DIRECTION:
Look for the string "všetko" and copy every line that has it.

_ _ _ _ _

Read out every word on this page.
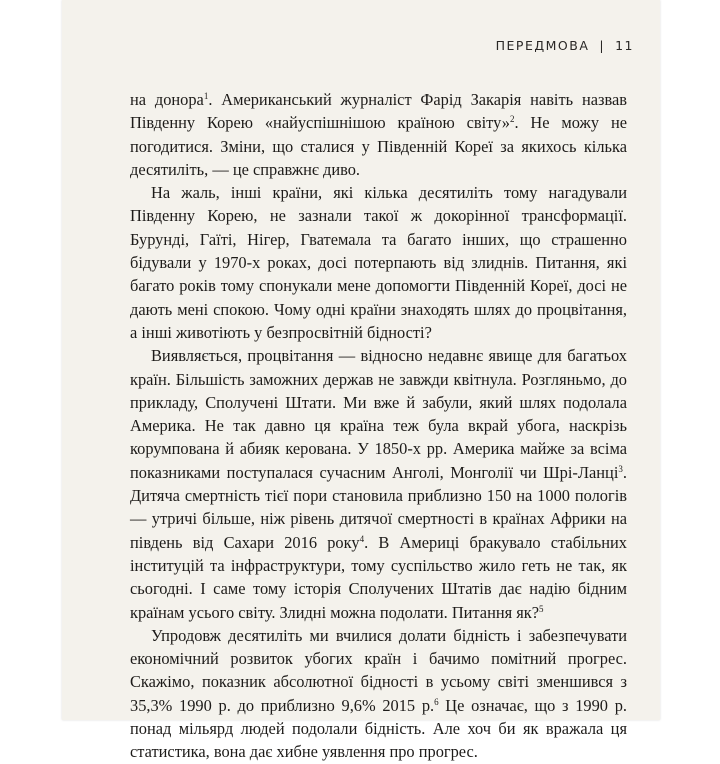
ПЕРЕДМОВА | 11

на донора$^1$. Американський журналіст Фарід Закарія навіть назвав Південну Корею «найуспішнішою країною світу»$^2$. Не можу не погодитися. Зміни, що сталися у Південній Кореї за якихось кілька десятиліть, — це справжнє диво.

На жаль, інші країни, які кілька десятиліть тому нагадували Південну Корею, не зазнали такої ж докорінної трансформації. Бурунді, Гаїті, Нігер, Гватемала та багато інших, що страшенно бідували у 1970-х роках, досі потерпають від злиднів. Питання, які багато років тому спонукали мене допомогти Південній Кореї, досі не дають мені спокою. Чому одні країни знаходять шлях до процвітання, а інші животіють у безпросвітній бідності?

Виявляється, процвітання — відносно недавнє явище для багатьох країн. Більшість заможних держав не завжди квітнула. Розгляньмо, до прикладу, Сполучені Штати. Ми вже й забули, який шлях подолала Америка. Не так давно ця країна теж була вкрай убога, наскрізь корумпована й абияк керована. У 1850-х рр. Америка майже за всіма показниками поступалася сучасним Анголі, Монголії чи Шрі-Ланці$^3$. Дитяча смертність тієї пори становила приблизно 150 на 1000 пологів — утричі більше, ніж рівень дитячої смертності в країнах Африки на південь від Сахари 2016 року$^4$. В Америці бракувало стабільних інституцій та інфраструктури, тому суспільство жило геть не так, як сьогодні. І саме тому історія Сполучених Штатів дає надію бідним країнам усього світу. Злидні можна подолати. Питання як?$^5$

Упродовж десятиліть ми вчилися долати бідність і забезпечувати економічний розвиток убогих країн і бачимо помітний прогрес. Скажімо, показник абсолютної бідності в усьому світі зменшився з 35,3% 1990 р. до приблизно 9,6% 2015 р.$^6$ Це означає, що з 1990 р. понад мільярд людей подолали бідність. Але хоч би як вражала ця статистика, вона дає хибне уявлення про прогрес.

_ _ _ _ _

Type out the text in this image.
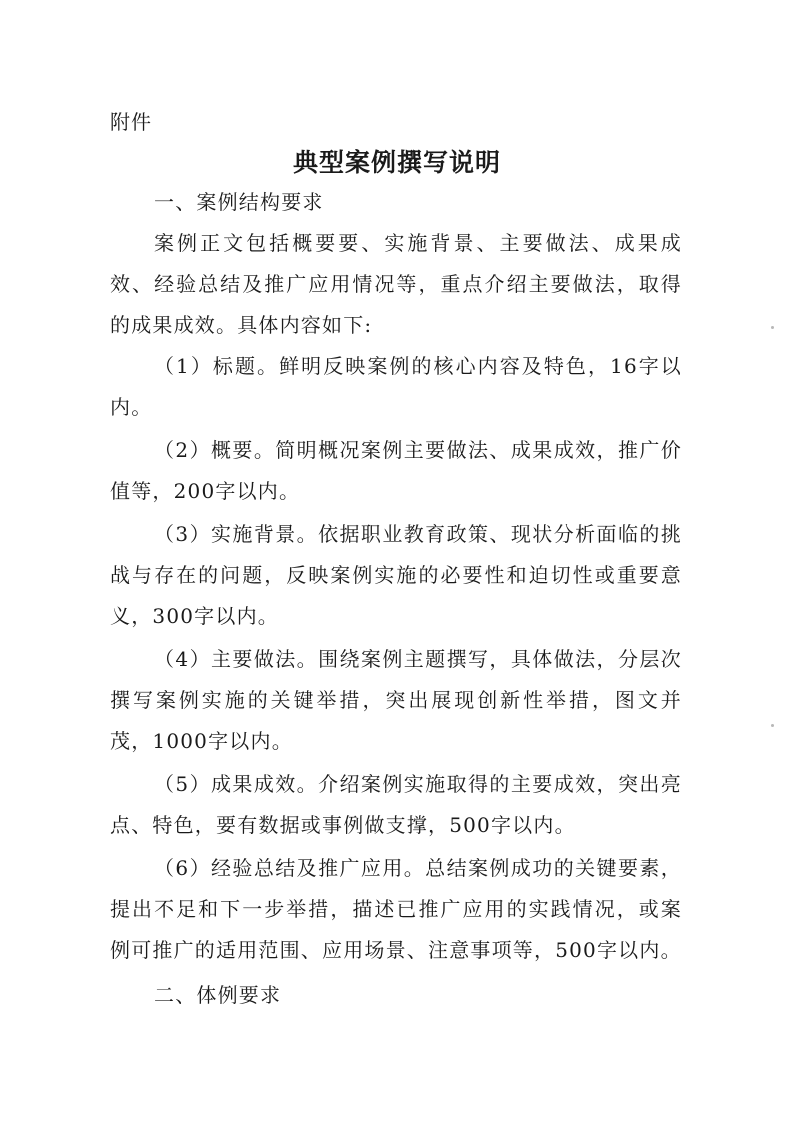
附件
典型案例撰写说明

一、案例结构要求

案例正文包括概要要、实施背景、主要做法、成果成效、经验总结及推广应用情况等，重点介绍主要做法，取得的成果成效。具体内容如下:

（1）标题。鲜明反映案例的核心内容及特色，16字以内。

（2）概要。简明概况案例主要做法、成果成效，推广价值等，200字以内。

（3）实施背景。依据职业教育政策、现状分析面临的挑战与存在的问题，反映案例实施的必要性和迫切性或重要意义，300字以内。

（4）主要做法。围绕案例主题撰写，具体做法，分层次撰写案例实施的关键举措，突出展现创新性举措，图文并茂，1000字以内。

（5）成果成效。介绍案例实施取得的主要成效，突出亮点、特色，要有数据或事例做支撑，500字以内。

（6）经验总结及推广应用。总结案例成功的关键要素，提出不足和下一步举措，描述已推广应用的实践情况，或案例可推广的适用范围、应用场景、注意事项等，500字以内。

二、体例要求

_ _ _ _ _

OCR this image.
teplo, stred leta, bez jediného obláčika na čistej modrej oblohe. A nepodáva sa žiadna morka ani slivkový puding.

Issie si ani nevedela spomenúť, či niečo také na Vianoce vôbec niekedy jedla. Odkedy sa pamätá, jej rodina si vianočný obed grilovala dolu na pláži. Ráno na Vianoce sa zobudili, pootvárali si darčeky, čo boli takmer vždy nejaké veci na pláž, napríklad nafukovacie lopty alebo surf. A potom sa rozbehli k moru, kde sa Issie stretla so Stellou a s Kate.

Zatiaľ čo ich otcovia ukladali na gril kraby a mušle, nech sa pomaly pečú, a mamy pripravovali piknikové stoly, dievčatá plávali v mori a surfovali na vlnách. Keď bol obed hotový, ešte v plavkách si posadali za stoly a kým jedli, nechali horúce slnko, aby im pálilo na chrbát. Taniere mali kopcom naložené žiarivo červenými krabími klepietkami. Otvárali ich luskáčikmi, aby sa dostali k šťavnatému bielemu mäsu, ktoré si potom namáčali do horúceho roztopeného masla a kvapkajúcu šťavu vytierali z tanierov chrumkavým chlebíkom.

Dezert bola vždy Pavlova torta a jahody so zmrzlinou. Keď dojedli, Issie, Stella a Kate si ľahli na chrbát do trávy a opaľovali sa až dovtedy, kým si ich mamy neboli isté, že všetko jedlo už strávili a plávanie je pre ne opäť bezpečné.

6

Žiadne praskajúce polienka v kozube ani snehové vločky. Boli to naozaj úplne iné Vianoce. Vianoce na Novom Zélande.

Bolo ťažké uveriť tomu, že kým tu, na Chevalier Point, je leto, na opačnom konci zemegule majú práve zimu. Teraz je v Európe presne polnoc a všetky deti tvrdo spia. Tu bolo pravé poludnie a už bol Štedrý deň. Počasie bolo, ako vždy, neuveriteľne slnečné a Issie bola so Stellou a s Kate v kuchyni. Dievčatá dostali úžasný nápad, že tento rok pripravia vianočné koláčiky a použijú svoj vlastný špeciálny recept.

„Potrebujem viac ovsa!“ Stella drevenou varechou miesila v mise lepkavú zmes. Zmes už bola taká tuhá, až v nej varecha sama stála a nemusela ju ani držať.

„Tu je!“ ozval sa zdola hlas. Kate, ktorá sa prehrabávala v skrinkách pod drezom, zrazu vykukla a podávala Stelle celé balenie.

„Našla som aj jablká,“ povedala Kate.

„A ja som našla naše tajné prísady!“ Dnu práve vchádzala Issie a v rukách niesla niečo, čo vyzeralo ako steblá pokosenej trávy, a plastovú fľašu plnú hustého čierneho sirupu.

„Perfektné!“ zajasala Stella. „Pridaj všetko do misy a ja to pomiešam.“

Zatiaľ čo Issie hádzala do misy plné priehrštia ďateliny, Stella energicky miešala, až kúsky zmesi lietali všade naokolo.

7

_ _ _ _ _

RESULT FOR THIS EXERCISE:
Dezert bola vždy Pavlova torta a jahody so zmrzlinou. Keď dojedli, Issie, Stella a Kate si ľahli na chrbát do trávy a opaľovali sa až dovtedy, kým si ich mamy neboli isté, že všetko jedlo už strávili a plávanie je pre ne opäť bezpečné.
„Perfektné!“ zajasala Stella. „Pridaj všetko do misy a ja to pomiešam.“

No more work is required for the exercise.